# [EXERCISE]
Can the data below be set down again exactly, line for line?

--- Begin ---

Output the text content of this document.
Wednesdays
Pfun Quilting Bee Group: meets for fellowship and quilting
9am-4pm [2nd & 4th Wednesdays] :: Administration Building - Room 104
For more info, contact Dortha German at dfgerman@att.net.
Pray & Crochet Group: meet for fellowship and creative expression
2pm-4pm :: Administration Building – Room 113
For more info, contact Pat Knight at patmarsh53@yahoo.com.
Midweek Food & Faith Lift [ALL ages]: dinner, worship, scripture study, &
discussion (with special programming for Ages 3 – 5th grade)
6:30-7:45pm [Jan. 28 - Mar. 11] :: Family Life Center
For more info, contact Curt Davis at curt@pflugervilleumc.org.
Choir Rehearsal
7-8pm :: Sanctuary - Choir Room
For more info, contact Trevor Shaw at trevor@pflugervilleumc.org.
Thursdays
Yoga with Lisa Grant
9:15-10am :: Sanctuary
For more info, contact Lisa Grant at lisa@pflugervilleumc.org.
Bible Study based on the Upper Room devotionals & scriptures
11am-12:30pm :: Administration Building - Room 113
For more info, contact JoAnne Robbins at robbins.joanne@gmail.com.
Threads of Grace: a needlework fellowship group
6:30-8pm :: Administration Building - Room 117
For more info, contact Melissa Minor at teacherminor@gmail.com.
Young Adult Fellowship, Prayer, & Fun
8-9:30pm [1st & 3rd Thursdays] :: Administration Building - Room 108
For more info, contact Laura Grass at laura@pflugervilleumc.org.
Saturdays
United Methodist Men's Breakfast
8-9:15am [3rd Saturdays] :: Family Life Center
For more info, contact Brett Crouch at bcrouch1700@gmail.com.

--- End ---

# [OUTPUT BELOW]
Output the text content of this document.
Wednesdays
Pfun Quilting Bee Group: meets for fellowship and quilting
9am-4pm [2nd & 4th Wednesdays] :: Administration Building - Room 104
For more info, contact Dortha German at dfgerman@att.net.
Pray & Crochet Group: meet for fellowship and creative expression
2pm-4pm :: Administration Building – Room 113
For more info, contact Pat Knight at patmarsh53@yahoo.com.
Midweek Food & Faith Lift [ALL ages]: dinner, worship, scripture study, &
discussion (with special programming for Ages 3 – 5th grade)
6:30-7:45pm [Jan. 28 - Mar. 11] :: Family Life Center
For more info, contact Curt Davis at curt@pflugervilleumc.org.
Choir Rehearsal
7-8pm :: Sanctuary - Choir Room
For more info, contact Trevor Shaw at trevor@pflugervilleumc.org.
Thursdays
Yoga with Lisa Grant
9:15-10am :: Sanctuary
For more info, contact Lisa Grant at lisa@pflugervilleumc.org.
Bible Study based on the Upper Room devotionals & scriptures
11am-12:30pm :: Administration Building - Room 113
For more info, contact JoAnne Robbins at robbins.joanne@gmail.com.
Threads of Grace: a needlework fellowship group
6:30-8pm :: Administration Building - Room 117
For more info, contact Melissa Minor at teacherminor@gmail.com.
Young Adult Fellowship, Prayer, & Fun
8-9:30pm [1st & 3rd Thursdays] :: Administration Building - Room 108
For more info, contact Laura Grass at laura@pflugervilleumc.org.
Saturdays
United Methodist Men's Breakfast
8-9:15am [3rd Saturdays] :: Family Life Center
For more info, contact Brett Crouch at bcrouch1700@gmail.com.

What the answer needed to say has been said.